_WRITTEN PROBLEM:_
Determine the number of lines holding the word "here"; answer with that number only.

_STORED RECORDS:_
::::

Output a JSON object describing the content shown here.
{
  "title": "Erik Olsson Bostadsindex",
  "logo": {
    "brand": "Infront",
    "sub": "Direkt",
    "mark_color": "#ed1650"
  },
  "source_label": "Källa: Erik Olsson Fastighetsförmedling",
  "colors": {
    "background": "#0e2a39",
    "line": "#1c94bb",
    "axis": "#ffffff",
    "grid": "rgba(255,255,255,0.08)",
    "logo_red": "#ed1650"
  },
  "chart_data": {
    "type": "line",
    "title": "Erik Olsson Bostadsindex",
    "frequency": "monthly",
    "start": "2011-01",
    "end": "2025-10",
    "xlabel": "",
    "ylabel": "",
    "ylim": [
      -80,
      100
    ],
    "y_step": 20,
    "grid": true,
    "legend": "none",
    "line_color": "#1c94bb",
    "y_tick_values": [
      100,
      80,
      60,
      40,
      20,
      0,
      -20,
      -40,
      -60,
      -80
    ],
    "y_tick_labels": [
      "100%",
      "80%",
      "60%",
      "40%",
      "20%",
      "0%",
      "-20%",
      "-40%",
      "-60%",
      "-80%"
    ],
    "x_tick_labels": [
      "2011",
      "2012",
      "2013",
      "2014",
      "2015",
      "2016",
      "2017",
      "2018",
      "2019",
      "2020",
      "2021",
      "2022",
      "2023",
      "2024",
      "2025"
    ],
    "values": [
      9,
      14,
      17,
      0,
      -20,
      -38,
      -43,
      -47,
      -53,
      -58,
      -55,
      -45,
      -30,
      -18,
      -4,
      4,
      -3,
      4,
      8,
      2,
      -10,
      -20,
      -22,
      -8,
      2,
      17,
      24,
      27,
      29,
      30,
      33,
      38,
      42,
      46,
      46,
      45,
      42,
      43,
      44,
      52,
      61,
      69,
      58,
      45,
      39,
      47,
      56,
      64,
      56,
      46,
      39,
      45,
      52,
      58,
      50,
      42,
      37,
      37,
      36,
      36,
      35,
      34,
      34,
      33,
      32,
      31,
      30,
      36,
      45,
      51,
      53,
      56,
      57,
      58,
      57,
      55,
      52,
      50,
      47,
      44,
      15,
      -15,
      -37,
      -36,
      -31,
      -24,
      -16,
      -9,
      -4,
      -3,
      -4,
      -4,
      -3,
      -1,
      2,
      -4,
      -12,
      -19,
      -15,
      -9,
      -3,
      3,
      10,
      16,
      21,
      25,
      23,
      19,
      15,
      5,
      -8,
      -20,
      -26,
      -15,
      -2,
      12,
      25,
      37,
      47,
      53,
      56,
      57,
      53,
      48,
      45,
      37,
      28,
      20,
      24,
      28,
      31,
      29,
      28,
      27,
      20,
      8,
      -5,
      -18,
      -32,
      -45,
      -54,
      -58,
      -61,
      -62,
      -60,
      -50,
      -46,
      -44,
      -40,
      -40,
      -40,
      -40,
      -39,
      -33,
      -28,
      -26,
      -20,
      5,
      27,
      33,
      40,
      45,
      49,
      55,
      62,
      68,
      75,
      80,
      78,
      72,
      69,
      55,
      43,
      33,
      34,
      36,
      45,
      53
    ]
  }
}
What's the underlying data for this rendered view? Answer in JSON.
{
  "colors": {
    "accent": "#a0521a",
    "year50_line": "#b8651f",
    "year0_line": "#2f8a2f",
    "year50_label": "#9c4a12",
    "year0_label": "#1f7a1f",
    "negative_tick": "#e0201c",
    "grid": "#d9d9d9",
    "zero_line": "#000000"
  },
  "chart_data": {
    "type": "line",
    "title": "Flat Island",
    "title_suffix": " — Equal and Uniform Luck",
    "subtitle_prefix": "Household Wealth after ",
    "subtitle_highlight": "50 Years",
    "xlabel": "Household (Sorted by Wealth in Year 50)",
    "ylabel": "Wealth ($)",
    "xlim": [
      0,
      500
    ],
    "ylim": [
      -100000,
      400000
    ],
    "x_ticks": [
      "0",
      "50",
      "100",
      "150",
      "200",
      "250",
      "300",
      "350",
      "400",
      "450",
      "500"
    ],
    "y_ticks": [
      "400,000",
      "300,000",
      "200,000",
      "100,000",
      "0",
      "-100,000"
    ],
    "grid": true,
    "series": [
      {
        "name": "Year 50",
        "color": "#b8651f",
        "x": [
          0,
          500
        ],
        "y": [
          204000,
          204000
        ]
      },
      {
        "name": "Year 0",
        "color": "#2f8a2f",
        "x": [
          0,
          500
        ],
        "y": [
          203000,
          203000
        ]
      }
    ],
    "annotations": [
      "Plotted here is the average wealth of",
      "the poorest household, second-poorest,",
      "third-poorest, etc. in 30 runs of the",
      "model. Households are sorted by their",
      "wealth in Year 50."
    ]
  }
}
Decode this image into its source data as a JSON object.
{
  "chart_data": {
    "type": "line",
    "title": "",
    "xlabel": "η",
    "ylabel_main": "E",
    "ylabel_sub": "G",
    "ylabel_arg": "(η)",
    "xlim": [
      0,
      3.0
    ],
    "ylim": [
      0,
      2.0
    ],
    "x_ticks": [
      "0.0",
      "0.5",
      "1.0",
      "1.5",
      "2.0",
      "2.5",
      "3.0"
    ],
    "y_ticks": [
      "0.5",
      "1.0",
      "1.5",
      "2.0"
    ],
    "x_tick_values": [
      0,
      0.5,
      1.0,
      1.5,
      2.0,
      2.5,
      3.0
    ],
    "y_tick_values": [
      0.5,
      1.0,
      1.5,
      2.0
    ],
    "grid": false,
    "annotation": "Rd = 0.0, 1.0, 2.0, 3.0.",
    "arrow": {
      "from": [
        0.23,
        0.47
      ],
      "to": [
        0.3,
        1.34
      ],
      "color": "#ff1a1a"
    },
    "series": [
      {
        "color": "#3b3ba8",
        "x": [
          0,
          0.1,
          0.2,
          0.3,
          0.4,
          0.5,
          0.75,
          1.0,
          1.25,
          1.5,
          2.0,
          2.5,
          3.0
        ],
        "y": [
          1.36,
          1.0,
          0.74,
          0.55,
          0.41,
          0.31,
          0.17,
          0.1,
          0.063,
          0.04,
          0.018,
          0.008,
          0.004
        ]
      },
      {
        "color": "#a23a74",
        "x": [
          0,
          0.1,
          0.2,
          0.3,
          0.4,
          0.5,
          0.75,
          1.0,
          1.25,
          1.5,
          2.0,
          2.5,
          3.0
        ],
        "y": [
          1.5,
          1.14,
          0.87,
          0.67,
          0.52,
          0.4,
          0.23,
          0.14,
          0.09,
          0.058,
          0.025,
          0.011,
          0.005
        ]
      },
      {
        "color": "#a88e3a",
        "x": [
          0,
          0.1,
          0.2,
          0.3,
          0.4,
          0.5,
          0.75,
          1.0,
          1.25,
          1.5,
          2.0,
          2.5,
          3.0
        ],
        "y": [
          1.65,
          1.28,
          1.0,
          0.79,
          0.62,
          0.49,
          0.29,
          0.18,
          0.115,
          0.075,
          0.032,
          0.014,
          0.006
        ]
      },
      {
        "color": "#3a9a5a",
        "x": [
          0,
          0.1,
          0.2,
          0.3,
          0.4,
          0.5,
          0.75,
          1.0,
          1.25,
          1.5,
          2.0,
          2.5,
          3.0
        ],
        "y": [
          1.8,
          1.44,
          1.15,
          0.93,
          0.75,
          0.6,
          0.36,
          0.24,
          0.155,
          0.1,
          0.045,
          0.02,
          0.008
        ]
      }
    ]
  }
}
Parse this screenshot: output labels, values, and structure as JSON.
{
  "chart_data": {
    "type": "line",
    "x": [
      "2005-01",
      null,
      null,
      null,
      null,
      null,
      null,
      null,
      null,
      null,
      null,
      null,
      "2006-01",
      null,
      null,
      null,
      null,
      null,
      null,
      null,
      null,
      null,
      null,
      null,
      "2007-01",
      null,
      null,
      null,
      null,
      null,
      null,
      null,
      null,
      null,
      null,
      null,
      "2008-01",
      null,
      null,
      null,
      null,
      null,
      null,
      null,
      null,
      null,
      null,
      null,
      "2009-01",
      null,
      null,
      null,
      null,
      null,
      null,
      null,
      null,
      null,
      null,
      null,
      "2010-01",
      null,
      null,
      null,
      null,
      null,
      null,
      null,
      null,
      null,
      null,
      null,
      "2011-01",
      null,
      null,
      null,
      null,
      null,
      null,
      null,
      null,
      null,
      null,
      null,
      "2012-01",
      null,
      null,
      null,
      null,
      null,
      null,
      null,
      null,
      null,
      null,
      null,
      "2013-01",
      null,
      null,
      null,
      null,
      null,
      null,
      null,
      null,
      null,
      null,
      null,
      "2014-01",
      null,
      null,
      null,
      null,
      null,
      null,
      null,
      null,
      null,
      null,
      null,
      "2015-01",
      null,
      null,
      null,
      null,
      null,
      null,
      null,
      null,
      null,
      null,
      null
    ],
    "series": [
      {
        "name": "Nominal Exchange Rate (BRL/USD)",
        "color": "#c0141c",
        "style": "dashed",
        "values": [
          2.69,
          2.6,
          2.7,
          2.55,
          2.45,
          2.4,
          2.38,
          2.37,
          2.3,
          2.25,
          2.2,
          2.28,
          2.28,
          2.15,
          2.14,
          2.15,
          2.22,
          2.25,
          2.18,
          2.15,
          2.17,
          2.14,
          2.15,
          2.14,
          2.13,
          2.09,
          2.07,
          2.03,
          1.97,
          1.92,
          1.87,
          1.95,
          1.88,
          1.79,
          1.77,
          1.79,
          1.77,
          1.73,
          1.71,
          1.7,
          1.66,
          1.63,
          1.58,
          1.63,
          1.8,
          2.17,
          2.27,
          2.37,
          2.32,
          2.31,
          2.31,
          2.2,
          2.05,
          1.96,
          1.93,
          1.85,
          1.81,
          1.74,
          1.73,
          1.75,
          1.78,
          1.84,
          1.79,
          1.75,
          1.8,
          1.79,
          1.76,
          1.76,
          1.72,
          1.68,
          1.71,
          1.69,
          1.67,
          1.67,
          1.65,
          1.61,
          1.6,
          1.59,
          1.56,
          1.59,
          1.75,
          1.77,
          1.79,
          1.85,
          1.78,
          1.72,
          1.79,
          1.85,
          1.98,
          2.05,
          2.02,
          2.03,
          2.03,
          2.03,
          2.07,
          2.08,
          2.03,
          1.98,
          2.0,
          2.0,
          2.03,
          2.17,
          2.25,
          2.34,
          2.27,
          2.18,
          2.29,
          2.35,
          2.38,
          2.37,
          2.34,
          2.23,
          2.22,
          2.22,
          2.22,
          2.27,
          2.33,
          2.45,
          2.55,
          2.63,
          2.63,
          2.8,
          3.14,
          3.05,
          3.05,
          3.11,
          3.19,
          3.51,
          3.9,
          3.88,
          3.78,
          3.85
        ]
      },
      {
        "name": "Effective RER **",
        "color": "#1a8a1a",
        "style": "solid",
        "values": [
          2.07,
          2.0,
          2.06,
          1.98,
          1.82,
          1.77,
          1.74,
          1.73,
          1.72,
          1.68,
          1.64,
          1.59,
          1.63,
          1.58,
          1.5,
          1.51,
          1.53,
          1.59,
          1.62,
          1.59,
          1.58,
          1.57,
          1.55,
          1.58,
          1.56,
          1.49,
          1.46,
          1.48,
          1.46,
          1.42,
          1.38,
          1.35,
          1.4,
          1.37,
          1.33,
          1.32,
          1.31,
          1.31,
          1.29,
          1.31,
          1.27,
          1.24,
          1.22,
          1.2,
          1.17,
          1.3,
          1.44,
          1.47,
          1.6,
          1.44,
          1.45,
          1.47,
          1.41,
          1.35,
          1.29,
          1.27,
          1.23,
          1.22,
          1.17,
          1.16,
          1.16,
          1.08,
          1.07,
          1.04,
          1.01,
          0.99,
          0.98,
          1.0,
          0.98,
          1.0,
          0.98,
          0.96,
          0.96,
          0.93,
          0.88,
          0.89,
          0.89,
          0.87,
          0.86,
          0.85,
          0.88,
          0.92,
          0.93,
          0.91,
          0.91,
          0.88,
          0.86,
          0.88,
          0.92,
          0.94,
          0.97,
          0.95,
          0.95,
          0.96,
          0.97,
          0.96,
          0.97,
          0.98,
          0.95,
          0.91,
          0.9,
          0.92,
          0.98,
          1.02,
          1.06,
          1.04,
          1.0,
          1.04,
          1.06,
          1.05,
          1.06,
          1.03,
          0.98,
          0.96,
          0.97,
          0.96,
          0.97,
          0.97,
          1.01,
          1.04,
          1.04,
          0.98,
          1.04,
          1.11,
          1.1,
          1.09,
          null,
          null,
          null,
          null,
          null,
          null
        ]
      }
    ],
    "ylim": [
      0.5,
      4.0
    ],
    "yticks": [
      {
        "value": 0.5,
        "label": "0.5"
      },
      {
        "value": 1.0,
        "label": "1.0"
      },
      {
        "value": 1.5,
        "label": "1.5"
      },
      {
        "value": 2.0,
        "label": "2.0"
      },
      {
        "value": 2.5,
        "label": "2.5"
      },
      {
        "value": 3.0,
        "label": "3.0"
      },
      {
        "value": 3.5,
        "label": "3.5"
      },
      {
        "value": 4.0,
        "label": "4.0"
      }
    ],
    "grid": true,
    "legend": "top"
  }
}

::::

_THE ANSWER:_
2